§ What is required: Identify the lines bearing the string "阅读材料" and gather them.

╭──

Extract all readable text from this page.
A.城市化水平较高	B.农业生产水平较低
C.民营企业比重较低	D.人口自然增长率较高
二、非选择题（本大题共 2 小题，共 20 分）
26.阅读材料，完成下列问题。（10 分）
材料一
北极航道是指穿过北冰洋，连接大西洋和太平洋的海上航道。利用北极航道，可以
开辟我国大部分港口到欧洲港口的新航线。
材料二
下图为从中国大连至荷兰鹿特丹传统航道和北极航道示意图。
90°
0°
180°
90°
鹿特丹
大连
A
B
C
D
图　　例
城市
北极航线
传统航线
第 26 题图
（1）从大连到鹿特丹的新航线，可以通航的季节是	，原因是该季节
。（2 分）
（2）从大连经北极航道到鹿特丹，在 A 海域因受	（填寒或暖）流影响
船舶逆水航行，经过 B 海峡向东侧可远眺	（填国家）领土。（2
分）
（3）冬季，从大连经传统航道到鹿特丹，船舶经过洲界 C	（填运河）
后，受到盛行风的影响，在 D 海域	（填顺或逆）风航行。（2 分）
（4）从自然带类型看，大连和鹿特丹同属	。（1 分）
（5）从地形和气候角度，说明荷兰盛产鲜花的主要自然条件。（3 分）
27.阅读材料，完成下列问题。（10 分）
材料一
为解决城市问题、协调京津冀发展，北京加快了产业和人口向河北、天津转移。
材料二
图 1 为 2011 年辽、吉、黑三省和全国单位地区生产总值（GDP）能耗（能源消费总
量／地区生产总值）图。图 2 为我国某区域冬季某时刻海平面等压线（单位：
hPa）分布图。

╰──

§ Expected output:
26.阅读材料，完成下列问题。（10 分）
27.阅读材料，完成下列问题。（10 分）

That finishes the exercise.